_What the task requires_. Locate the word "يمين" in the data below, then copy every line that holds it.

_Data in this exercise_.

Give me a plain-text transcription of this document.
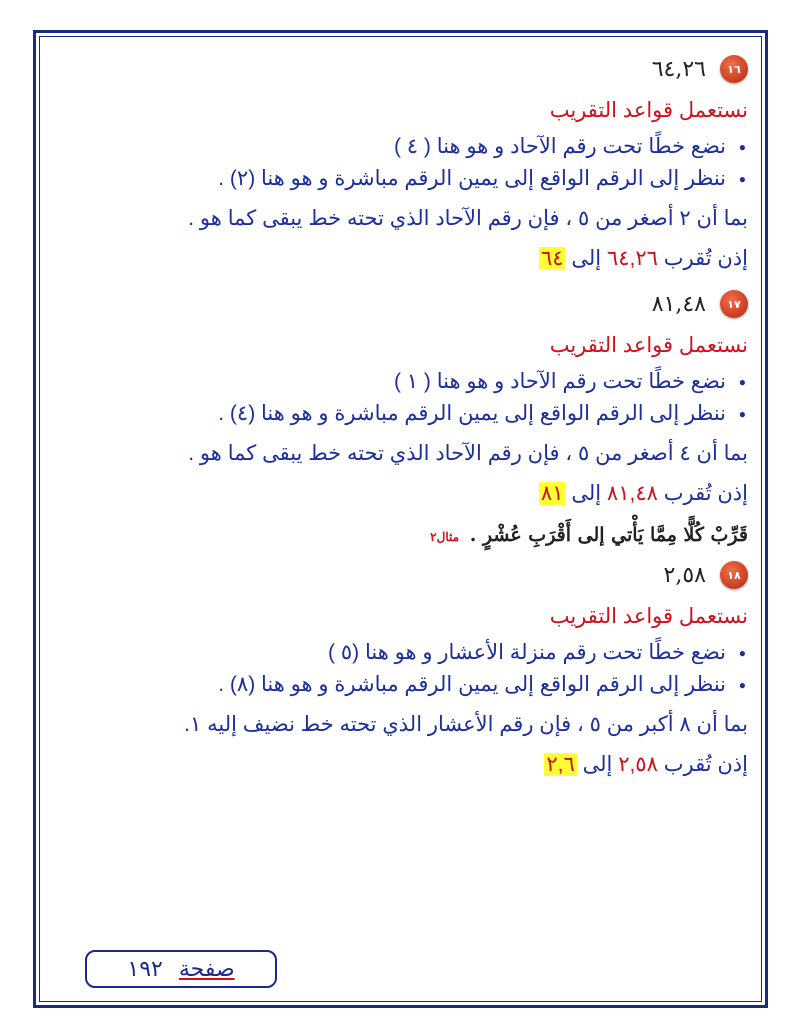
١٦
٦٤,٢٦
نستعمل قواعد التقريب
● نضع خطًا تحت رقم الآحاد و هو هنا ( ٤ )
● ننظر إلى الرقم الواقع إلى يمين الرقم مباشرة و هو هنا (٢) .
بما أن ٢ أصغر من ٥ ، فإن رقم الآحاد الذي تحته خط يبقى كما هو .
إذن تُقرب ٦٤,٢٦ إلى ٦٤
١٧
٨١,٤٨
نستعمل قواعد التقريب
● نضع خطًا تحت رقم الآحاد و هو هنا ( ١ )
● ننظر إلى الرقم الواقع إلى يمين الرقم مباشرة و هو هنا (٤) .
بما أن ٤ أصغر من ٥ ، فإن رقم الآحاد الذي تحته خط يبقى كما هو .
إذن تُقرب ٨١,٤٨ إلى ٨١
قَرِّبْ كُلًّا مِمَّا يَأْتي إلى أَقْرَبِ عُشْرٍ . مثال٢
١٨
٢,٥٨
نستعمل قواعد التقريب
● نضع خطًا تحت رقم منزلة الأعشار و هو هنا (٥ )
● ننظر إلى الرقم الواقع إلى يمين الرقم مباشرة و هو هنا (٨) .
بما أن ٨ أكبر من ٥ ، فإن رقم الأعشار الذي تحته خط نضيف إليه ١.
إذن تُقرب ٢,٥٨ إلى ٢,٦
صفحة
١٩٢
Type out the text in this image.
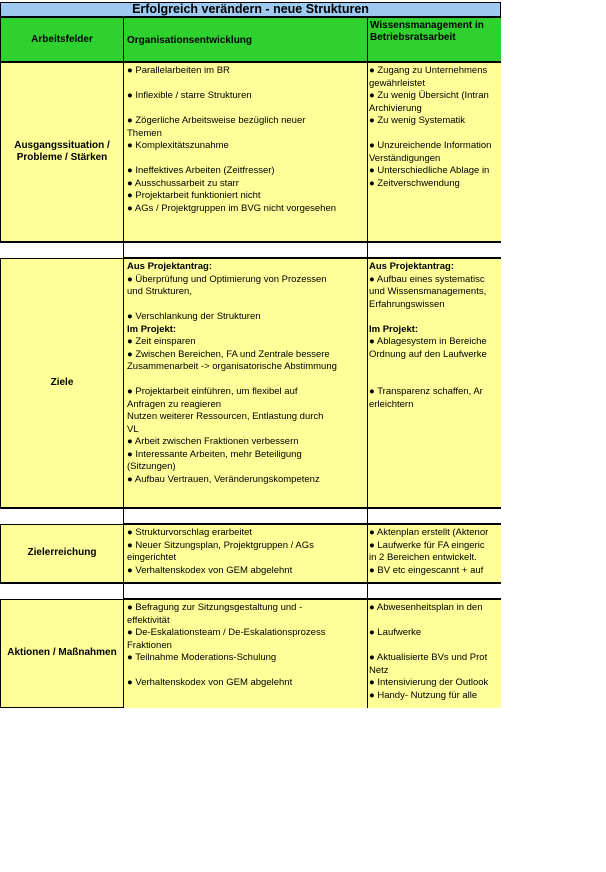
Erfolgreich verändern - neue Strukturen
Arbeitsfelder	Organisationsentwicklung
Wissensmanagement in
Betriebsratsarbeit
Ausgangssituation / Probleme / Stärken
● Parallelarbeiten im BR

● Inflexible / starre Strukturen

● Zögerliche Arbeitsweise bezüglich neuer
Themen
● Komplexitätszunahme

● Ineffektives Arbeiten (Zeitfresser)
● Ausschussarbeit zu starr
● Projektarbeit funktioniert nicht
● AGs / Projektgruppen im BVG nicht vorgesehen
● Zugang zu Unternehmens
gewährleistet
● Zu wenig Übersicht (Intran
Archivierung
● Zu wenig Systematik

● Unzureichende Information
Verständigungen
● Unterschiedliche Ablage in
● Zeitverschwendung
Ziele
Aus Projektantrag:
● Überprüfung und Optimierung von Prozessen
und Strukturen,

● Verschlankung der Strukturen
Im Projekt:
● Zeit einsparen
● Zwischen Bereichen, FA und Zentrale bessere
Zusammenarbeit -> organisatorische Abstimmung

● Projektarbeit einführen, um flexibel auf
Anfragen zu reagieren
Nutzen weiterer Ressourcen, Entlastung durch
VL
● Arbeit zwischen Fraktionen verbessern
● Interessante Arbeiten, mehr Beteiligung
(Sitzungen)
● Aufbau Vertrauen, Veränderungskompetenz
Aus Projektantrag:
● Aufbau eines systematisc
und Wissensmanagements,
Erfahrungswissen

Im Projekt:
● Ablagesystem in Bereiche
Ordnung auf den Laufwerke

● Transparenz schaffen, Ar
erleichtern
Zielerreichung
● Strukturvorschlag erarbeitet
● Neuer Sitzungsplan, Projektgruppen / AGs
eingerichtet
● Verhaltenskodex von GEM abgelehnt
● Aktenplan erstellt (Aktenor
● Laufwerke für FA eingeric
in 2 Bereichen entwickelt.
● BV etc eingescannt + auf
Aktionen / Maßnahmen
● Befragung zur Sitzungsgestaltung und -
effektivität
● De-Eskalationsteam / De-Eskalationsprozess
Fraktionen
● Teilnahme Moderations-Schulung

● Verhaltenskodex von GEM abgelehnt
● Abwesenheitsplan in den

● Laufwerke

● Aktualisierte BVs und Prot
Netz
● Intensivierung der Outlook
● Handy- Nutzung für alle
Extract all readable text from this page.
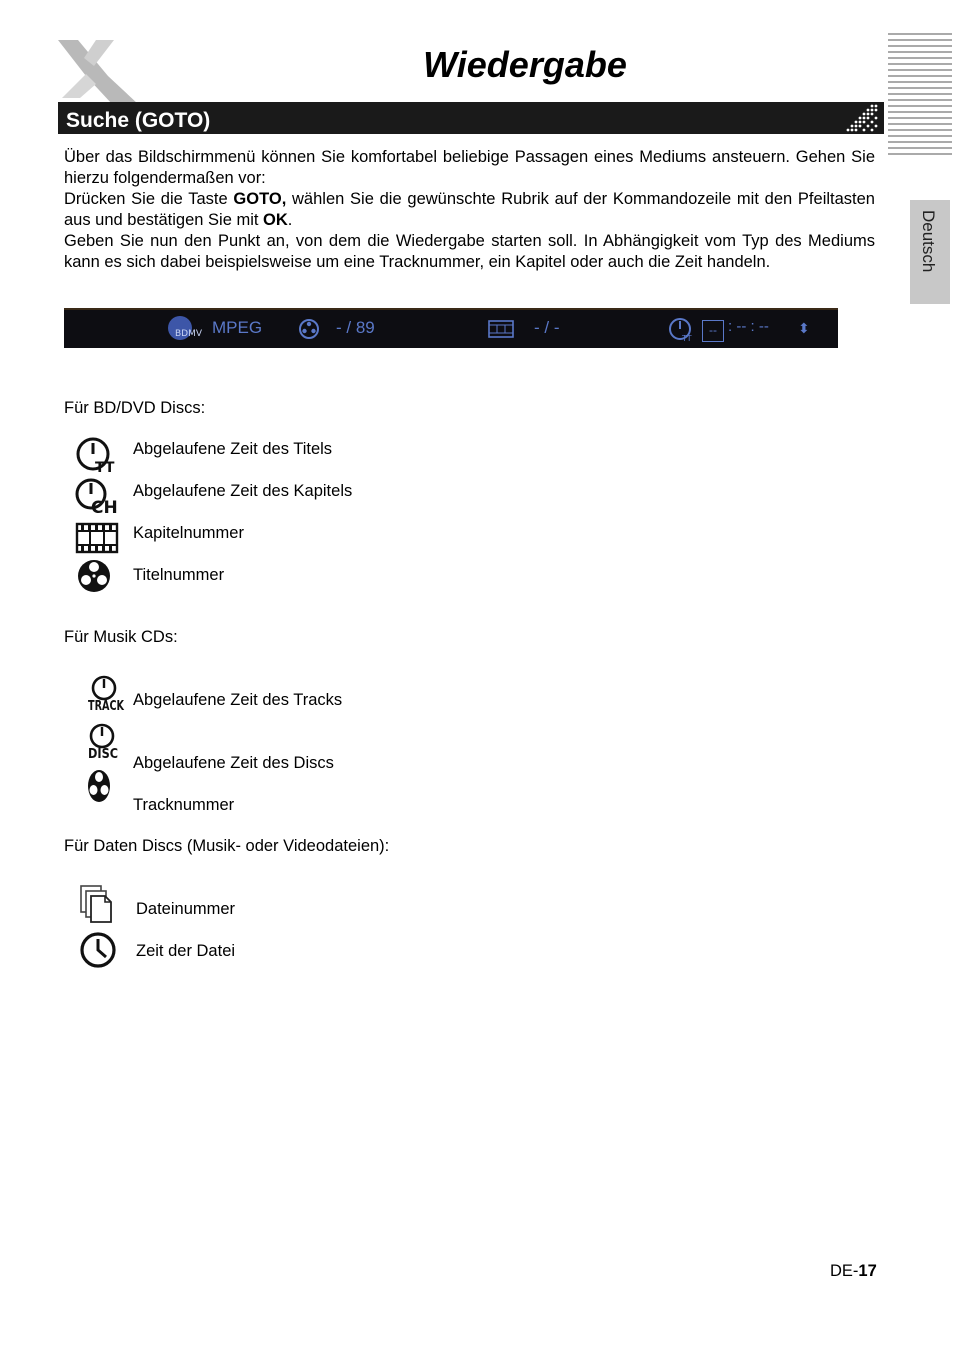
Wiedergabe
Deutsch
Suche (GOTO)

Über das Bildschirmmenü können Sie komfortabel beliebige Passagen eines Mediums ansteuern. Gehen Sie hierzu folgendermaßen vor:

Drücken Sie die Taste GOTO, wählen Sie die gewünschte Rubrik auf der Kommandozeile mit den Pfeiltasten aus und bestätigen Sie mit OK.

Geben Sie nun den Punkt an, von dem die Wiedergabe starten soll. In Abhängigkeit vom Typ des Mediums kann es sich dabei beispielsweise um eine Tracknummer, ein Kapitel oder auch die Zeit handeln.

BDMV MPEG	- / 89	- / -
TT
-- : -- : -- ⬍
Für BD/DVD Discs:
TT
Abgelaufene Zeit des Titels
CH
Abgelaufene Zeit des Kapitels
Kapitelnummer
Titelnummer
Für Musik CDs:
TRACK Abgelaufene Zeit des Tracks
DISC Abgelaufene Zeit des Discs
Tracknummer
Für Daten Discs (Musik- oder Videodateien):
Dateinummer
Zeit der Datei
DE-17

_Expected answer_.
● ننظر إلى الرقم الواقع إلى يمين الرقم مباشرة و هو هنا (٢) .
● ننظر إلى الرقم الواقع إلى يمين الرقم مباشرة و هو هنا (٤) .
● ننظر إلى الرقم الواقع إلى يمين الرقم مباشرة و هو هنا (٨) .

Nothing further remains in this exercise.